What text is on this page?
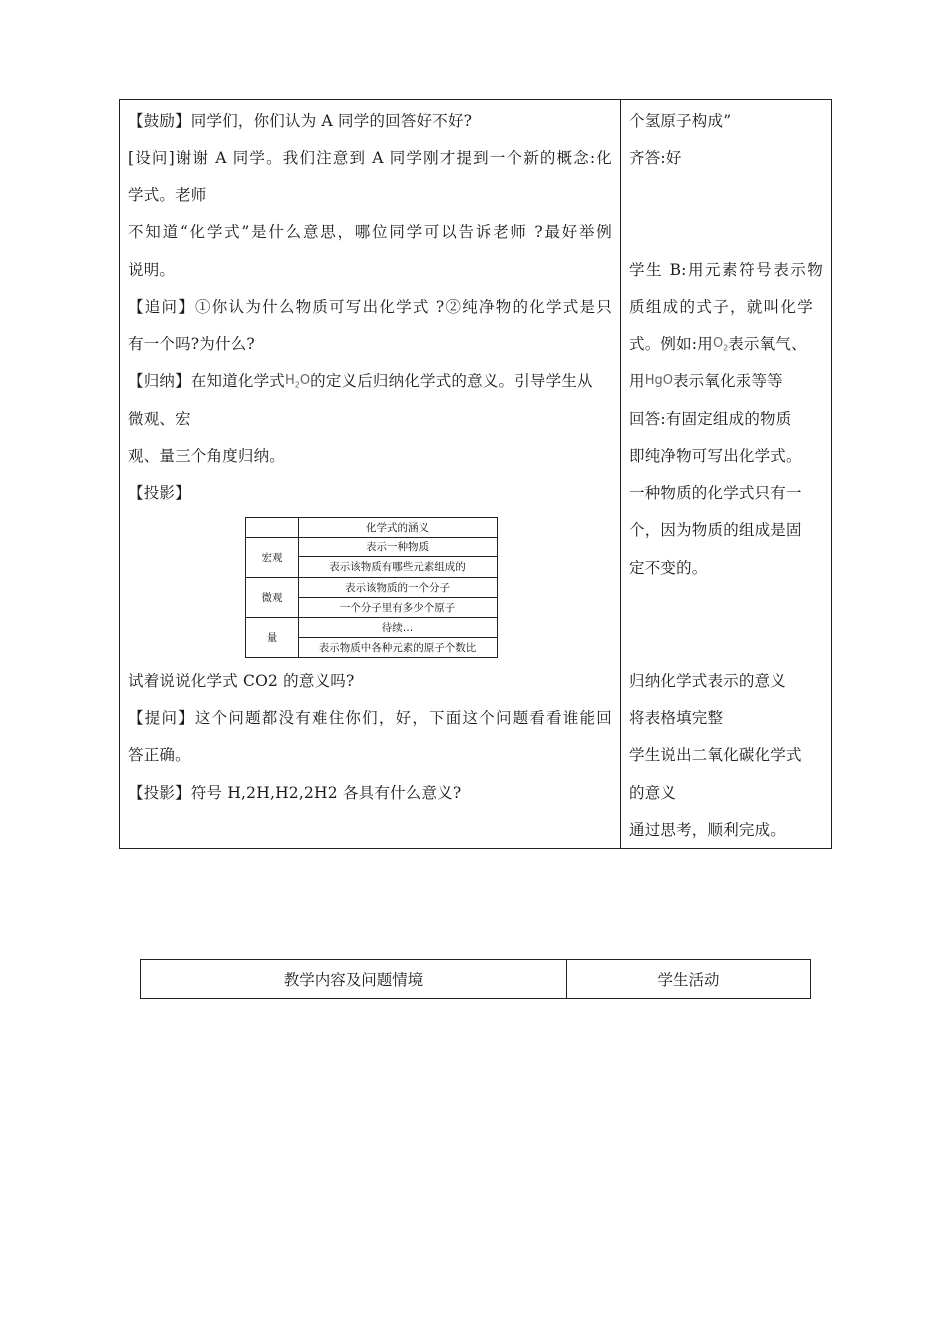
【鼓励】同学们，你们认为 A 同学的回答好不好?
[设问]谢谢 A 同学。我们注意到 A 同学刚才提到一个新的概念:化
学式。老师
不知道“化学式”是什么意思，哪位同学可以告诉老师 ?最好举例
说明。
【追问】①你认为什么物质可写出化学式 ?②纯净物的化学式是只
有一个吗?为什么?
【归纳】在知道化学式$H_2O$的定义后归纳化学式的意义。引导学生从
微观、宏
观、量三个角度归纳。
【投影】
化学式的涵义
宏观
表示一种物质
表示该物质有哪些元素组成的
微观
表示该物质的一个分子
一个分子里有多少个原子
量
待续…
表示物质中各种元素的原子个数比
试着说说化学式 CO2 的意义吗?
【提问】这个问题都没有难住你们，好，下面这个问题看看谁能回
答正确。
【投影】符号 H,2H,H2,2H2 各具有什么意义?
个氢原子构成”
齐答:好
学生 B:用元素符号表示物
质组成的式子，就叫化学
式。例如:用$O_2$表示氧气、
用HgO表示氧化汞等等
回答:有固定组成的物质
即纯净物可写出化学式。
一种物质的化学式只有一
个，因为物质的组成是固
定不变的。
归纳化学式表示的意义
将表格填完整
学生说出二氧化碳化学式
的意义
通过思考，顺利完成。
教学内容及问题情境	学生活动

◆ **Exercise goal**:
Restate the records above in full, word for word. Keep pictures out.

◆ **Solution for this exercise**:
What text is on this page?
【鼓励】同学们，你们认为 A 同学的回答好不好?
[设问]谢谢 A 同学。我们注意到 A 同学刚才提到一个新的概念:化
学式。老师
不知道“化学式”是什么意思，哪位同学可以告诉老师 ?最好举例
说明。
【追问】①你认为什么物质可写出化学式 ?②纯净物的化学式是只
有一个吗?为什么?
【归纳】在知道化学式$H_2O$的定义后归纳化学式的意义。引导学生从
微观、宏
观、量三个角度归纳。
【投影】
化学式的涵义
宏观
表示一种物质
表示该物质有哪些元素组成的
微观
表示该物质的一个分子
一个分子里有多少个原子
量
待续…
表示物质中各种元素的原子个数比
试着说说化学式 CO2 的意义吗?
【提问】这个问题都没有难住你们，好，下面这个问题看看谁能回
答正确。
【投影】符号 H,2H,H2,2H2 各具有什么意义?
个氢原子构成”
齐答:好
学生 B:用元素符号表示物
质组成的式子，就叫化学
式。例如:用$O_2$表示氧气、
用HgO表示氧化汞等等
回答:有固定组成的物质
即纯净物可写出化学式。
一种物质的化学式只有一
个，因为物质的组成是固
定不变的。
归纳化学式表示的意义
将表格填完整
学生说出二氧化碳化学式
的意义
通过思考，顺利完成。
教学内容及问题情境	学生活动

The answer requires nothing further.